[Start EXTRACTED RECORDS]

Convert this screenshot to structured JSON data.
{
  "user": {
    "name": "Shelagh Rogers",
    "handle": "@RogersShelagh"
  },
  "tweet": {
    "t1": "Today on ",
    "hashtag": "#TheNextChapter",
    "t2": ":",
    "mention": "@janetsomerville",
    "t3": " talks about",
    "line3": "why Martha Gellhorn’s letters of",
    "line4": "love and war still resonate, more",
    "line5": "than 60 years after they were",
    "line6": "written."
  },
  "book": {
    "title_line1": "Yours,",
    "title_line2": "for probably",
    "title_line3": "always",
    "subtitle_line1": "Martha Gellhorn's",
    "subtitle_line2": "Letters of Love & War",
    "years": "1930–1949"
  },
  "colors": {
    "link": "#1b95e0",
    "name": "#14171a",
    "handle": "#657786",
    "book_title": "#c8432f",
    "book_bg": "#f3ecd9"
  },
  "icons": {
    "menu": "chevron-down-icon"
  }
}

[End EXTRACTED RECORDS]
[Start EXTRACTED RECORDS]

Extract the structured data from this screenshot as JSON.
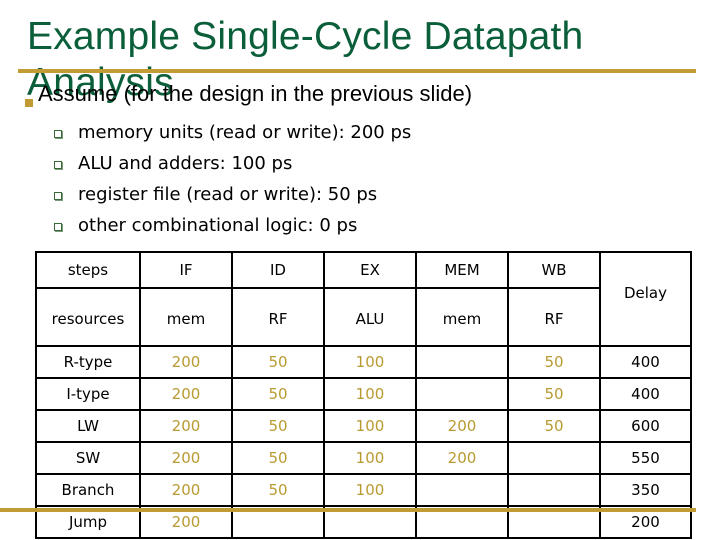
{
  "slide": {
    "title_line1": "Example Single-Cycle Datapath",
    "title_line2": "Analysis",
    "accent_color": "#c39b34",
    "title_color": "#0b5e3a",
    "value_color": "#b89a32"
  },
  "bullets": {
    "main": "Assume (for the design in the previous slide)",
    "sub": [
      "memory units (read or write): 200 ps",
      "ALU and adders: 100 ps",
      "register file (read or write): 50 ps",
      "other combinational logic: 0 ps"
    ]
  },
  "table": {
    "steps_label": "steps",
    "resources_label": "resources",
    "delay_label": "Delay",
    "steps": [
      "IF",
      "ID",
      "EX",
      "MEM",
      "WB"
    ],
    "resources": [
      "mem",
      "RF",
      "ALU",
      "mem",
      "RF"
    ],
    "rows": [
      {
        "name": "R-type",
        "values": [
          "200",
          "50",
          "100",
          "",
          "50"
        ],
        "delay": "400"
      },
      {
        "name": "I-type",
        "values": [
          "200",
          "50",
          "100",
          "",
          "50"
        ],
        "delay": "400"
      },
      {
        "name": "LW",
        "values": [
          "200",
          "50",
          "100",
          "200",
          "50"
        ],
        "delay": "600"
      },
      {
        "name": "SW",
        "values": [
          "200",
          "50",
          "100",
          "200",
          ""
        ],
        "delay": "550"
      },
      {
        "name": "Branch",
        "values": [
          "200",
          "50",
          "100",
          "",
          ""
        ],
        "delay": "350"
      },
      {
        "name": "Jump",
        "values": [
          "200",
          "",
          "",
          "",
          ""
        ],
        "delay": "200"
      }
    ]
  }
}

[End EXTRACTED RECORDS]

THE TASK ▸
In the listing above, find the lines holding the word "this" and copy them.

COMPLETE OUTPUT ▸
Convert this screenshot to structured JSON data.
Extract the structured data from this screenshot as JSON.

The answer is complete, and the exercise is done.